**DATA TO PROCESS**

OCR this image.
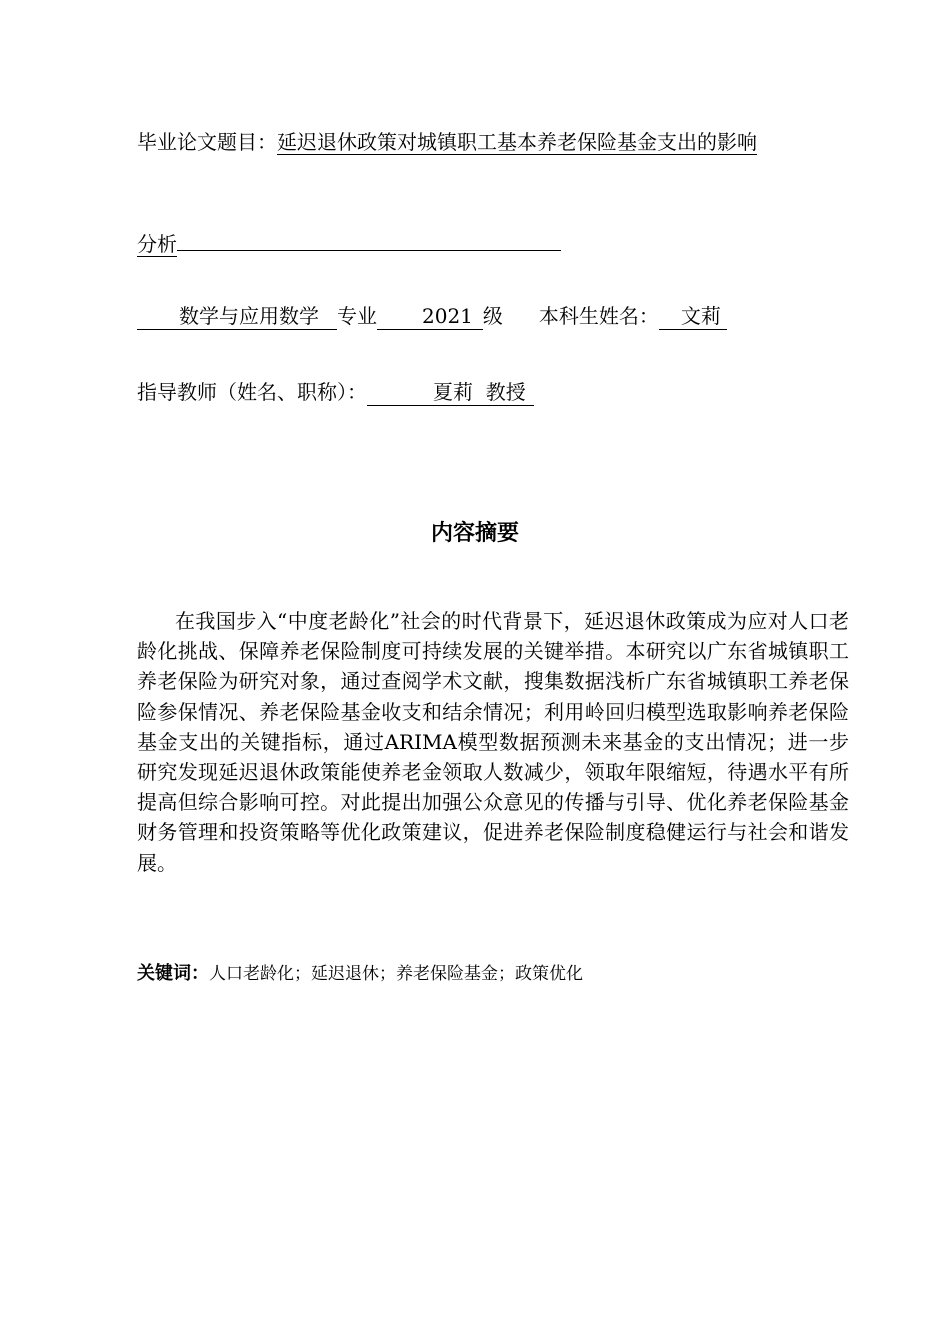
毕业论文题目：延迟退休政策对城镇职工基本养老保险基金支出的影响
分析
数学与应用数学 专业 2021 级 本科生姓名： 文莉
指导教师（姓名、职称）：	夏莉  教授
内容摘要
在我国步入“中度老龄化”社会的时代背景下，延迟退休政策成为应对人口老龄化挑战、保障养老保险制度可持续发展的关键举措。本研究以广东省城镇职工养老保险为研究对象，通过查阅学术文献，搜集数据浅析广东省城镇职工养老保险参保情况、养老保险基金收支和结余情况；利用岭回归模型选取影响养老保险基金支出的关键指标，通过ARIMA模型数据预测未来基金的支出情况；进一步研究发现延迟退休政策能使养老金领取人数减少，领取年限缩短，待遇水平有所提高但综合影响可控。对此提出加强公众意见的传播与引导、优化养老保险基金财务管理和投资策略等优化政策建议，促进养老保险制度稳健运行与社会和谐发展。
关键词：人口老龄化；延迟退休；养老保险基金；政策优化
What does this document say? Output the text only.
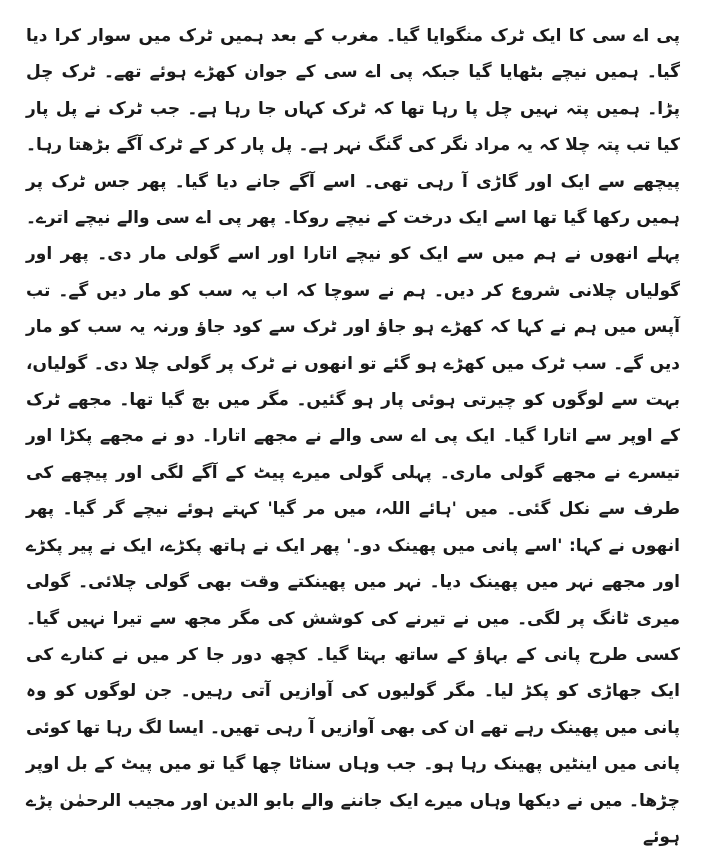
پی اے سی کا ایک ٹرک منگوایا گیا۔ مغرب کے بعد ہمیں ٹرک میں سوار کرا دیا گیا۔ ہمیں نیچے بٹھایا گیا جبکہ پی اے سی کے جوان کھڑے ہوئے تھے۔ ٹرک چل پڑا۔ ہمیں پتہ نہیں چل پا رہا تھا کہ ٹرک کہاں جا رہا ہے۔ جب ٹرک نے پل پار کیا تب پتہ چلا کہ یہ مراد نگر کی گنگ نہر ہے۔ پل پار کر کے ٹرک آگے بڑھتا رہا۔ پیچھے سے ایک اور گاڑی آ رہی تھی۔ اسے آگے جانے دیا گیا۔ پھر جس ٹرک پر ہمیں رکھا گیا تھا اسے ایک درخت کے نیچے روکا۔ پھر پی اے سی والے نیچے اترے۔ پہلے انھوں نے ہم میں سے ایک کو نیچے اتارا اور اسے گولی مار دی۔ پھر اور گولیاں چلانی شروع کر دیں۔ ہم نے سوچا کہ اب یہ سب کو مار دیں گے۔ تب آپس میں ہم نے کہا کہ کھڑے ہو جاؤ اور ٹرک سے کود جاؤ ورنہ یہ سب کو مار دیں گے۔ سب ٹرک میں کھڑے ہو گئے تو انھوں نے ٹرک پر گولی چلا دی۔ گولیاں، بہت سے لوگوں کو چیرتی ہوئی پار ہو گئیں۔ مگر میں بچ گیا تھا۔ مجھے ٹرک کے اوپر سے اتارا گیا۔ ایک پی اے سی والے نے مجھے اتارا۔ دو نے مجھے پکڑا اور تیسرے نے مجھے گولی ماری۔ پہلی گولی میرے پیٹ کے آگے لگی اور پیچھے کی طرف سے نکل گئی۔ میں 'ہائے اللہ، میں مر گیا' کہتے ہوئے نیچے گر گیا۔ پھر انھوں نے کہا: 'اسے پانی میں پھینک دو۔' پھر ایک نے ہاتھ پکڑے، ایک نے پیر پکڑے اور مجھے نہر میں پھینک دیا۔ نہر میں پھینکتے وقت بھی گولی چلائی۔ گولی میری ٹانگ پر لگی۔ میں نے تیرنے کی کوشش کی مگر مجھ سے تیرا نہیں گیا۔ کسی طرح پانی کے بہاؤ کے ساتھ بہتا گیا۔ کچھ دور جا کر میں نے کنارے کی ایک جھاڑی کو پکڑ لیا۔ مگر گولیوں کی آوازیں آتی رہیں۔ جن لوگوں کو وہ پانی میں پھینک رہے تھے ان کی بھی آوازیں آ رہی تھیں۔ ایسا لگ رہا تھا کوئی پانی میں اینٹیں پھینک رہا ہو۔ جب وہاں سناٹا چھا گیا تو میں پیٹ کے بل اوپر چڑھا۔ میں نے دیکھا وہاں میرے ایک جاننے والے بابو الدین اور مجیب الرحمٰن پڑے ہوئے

**AIM OF THE EXERCISE**
Identify each line in the records above that contains the word "this", and copy it out in full.

**WRITTEN REPLY**
OCR this image.
What does this document say? Output the text only.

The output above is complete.